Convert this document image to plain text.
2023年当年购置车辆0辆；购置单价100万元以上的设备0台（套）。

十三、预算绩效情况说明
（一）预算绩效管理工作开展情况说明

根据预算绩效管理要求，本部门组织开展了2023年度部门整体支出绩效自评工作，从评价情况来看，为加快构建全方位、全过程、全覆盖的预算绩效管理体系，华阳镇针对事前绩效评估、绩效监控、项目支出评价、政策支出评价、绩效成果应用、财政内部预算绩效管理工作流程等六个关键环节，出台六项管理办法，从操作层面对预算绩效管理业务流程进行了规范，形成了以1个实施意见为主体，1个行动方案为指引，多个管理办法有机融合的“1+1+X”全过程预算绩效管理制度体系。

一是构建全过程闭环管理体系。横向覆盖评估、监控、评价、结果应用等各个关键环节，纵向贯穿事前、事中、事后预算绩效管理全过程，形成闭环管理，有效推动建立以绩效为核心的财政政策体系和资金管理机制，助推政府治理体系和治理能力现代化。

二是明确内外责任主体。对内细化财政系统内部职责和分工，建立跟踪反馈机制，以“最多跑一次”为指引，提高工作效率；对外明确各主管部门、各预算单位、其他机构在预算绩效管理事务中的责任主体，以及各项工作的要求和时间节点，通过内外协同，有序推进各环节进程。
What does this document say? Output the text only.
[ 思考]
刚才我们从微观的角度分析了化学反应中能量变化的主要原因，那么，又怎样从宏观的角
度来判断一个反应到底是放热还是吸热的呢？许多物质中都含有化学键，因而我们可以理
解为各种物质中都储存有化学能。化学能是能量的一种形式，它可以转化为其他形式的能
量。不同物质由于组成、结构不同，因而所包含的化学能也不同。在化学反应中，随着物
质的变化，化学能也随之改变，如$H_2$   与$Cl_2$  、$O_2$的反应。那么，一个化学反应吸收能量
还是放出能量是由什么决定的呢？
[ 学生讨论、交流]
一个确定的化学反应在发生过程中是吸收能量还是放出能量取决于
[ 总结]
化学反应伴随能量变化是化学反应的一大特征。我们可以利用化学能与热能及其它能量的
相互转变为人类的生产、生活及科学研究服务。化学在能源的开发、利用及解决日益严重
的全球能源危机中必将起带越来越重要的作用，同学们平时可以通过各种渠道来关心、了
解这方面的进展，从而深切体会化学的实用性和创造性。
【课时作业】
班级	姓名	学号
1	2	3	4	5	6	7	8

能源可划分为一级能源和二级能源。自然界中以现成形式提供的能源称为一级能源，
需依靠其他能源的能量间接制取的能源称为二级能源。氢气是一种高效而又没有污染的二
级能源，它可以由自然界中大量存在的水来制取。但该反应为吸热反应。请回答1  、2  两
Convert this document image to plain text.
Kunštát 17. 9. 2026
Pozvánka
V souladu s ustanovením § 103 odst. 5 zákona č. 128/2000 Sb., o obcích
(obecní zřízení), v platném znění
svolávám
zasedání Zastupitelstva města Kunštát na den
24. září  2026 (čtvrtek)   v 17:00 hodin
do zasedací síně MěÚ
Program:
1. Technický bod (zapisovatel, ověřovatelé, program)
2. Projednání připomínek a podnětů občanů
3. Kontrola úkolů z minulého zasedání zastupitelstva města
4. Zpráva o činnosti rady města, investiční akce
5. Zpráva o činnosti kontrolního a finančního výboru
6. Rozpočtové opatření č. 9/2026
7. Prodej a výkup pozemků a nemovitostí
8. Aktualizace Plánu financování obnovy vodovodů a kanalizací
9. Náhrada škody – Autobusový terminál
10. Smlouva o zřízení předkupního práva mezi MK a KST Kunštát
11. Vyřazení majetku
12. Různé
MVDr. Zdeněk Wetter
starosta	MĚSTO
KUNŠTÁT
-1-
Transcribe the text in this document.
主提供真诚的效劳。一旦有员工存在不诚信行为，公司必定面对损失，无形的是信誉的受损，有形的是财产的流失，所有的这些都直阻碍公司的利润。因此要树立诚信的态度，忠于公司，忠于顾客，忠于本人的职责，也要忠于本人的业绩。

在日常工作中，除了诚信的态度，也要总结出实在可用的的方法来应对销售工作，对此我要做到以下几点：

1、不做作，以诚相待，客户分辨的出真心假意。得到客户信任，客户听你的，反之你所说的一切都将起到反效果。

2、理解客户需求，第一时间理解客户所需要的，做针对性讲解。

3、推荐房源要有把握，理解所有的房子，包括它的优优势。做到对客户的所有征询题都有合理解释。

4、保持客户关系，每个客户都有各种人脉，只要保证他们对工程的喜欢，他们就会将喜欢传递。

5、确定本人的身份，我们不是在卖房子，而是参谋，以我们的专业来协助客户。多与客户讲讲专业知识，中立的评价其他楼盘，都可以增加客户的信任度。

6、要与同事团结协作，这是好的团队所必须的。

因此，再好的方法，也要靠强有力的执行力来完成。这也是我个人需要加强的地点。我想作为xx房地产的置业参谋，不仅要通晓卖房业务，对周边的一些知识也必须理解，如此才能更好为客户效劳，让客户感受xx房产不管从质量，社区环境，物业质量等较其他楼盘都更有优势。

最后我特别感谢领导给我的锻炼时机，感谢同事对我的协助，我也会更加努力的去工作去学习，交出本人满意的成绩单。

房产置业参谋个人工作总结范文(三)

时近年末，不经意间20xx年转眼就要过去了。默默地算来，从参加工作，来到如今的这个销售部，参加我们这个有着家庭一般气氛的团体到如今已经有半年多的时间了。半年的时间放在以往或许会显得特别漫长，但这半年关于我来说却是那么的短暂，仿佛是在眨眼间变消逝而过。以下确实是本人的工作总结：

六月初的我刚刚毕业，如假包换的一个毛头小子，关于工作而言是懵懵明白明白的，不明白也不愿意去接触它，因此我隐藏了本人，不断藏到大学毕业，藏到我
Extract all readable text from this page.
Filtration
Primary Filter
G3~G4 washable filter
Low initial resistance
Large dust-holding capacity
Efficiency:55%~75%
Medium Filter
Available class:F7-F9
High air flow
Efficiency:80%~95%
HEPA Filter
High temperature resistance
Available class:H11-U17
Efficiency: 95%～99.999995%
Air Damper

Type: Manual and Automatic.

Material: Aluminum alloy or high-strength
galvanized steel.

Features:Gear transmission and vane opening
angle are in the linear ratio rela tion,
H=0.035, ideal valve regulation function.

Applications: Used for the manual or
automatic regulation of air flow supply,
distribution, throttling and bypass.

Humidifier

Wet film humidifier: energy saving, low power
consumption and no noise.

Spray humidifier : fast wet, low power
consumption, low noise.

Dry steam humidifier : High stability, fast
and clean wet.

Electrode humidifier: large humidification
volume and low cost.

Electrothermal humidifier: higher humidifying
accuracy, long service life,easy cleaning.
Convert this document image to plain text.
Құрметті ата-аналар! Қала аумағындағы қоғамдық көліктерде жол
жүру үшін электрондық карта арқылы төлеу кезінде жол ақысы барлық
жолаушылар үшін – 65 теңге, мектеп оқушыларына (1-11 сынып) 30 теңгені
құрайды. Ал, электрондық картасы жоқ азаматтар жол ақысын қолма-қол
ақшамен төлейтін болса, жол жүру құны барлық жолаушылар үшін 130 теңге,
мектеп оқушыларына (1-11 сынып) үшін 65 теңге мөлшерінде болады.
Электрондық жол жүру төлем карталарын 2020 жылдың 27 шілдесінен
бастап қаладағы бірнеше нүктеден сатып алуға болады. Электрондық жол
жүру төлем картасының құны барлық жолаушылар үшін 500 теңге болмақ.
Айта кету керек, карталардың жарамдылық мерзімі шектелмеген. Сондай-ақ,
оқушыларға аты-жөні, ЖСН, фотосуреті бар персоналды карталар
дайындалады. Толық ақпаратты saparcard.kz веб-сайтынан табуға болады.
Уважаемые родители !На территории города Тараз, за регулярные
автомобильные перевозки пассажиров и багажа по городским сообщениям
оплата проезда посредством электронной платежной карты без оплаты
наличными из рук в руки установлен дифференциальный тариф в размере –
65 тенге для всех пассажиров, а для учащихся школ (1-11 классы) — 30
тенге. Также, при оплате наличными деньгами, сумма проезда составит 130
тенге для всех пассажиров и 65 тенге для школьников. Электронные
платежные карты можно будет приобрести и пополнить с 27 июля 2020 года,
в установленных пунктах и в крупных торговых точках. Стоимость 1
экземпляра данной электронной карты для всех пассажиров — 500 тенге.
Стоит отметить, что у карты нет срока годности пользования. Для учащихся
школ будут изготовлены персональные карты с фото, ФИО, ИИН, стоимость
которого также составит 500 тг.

════

All lines in the data that contain the word "тенге" should be copied.

65 тенге для всех пассажиров, а для учащихся школ (1-11 классы) — 30
тенге. Также, при оплате наличными деньгами, сумма проезда составит 130
тенге для всех пассажиров и 65 тенге для школьников. Электронные
экземпляра данной электронной карты для всех пассажиров — 500 тенге.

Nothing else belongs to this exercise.